Provided material.
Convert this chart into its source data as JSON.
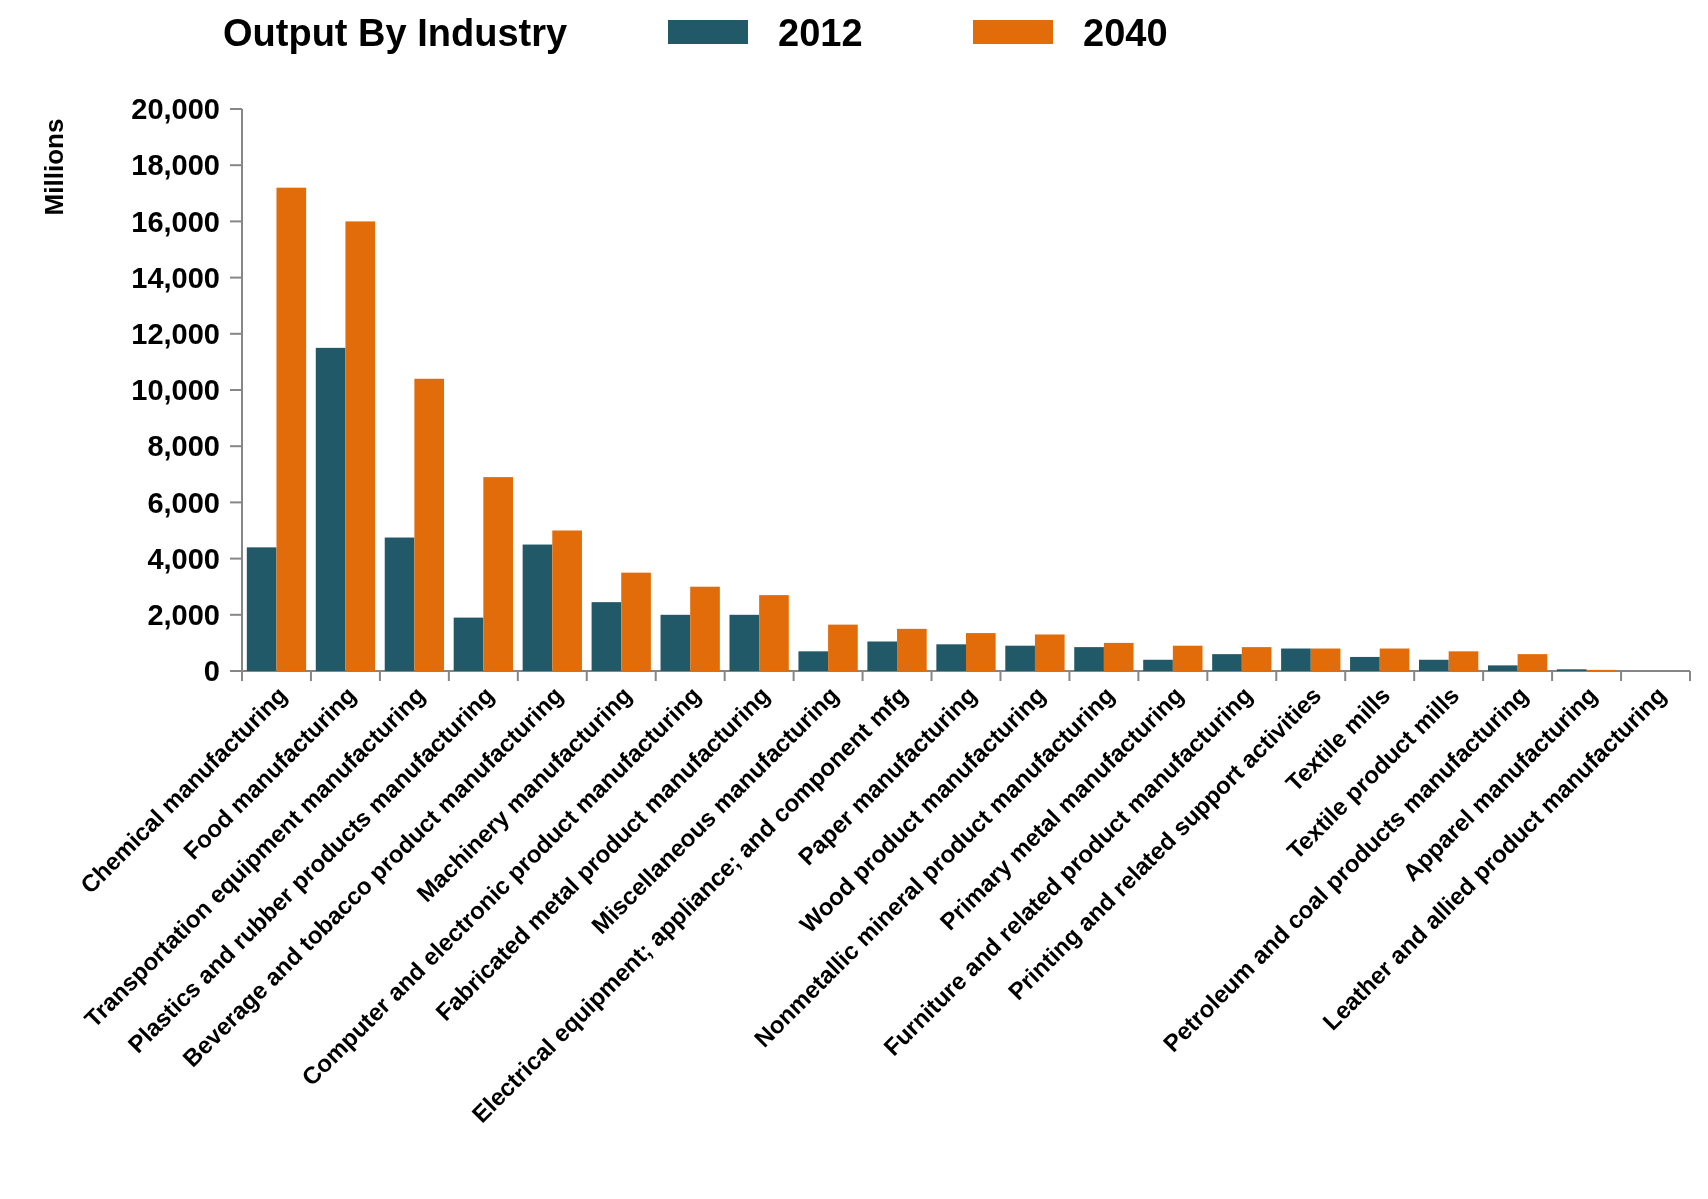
{
  "chart_data": {
    "type": "bar",
    "title": "Output By Industry",
    "ylabel": "Millions",
    "categories": [
      "Chemical manufacturing",
      "Food manufacturing",
      "Transportation equipment manufacturing",
      "Plastics and rubber products manufacturing",
      "Beverage and tobacco product manufacturing",
      "Machinery manufacturing",
      "Computer and electronic product manufacturing",
      "Fabricated metal product manufacturing",
      "Miscellaneous manufacturing",
      "Electrical equipment; appliance; and component mfg",
      "Paper manufacturing",
      "Wood product manufacturing",
      "Nonmetallic mineral product manufacturing",
      "Primary metal manufacturing",
      "Furniture and related product manufacturing",
      "Printing and related support activities",
      "Textile mills",
      "Textile product mills",
      "Petroleum and coal products manufacturing",
      "Apparel manufacturing",
      "Leather and allied product manufacturing"
    ],
    "series": [
      {
        "name": "2012",
        "color": "#215968",
        "values": [
          4400,
          11500,
          4750,
          1900,
          4500,
          2450,
          2000,
          2000,
          700,
          1050,
          950,
          900,
          850,
          400,
          600,
          800,
          500,
          400,
          200,
          60,
          null
        ]
      },
      {
        "name": "2040",
        "color": "#e36c0a",
        "values": [
          17200,
          16000,
          10400,
          6900,
          5000,
          3500,
          3000,
          2700,
          1650,
          1500,
          1350,
          1300,
          1000,
          900,
          850,
          800,
          800,
          700,
          600,
          40,
          null
        ]
      }
    ],
    "ylim": [
      0,
      20000
    ],
    "yticks": [
      0,
      {
        "value": 2000,
        "label": "2,000"
      },
      {
        "value": 4000,
        "label": "4,000"
      },
      {
        "value": 6000,
        "label": "6,000"
      },
      {
        "value": 8000,
        "label": "8,000"
      },
      {
        "value": 10000,
        "label": "10,000"
      },
      {
        "value": 12000,
        "label": "12,000"
      },
      {
        "value": 14000,
        "label": "14,000"
      },
      {
        "value": 16000,
        "label": "16,000"
      },
      {
        "value": 18000,
        "label": "18,000"
      },
      {
        "value": 20000,
        "label": "20,000"
      }
    ],
    "grid": false,
    "legend": "top"
  }
}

Task goal.
Quote the records above exactly, leaving out any pictures.

The result.
Convert this chart into its source data as JSON.
{
  "chart_data": {
    "type": "bar",
    "title": "Output By Industry",
    "ylabel": "Millions",
    "categories": [
      "Chemical manufacturing",
      "Food manufacturing",
      "Transportation equipment manufacturing",
      "Plastics and rubber products manufacturing",
      "Beverage and tobacco product manufacturing",
      "Machinery manufacturing",
      "Computer and electronic product manufacturing",
      "Fabricated metal product manufacturing",
      "Miscellaneous manufacturing",
      "Electrical equipment; appliance; and component mfg",
      "Paper manufacturing",
      "Wood product manufacturing",
      "Nonmetallic mineral product manufacturing",
      "Primary metal manufacturing",
      "Furniture and related product manufacturing",
      "Printing and related support activities",
      "Textile mills",
      "Textile product mills",
      "Petroleum and coal products manufacturing",
      "Apparel manufacturing",
      "Leather and allied product manufacturing"
    ],
    "series": [
      {
        "name": "2012",
        "color": "#215968",
        "values": [
          4400,
          11500,
          4750,
          1900,
          4500,
          2450,
          2000,
          2000,
          700,
          1050,
          950,
          900,
          850,
          400,
          600,
          800,
          500,
          400,
          200,
          60,
          null
        ]
      },
      {
        "name": "2040",
        "color": "#e36c0a",
        "values": [
          17200,
          16000,
          10400,
          6900,
          5000,
          3500,
          3000,
          2700,
          1650,
          1500,
          1350,
          1300,
          1000,
          900,
          850,
          800,
          800,
          700,
          600,
          40,
          null
        ]
      }
    ],
    "ylim": [
      0,
      20000
    ],
    "yticks": [
      0,
      {
        "value": 2000,
        "label": "2,000"
      },
      {
        "value": 4000,
        "label": "4,000"
      },
      {
        "value": 6000,
        "label": "6,000"
      },
      {
        "value": 8000,
        "label": "8,000"
      },
      {
        "value": 10000,
        "label": "10,000"
      },
      {
        "value": 12000,
        "label": "12,000"
      },
      {
        "value": 14000,
        "label": "14,000"
      },
      {
        "value": 16000,
        "label": "16,000"
      },
      {
        "value": 18000,
        "label": "18,000"
      },
      {
        "value": 20000,
        "label": "20,000"
      }
    ],
    "grid": false,
    "legend": "top"
  }
}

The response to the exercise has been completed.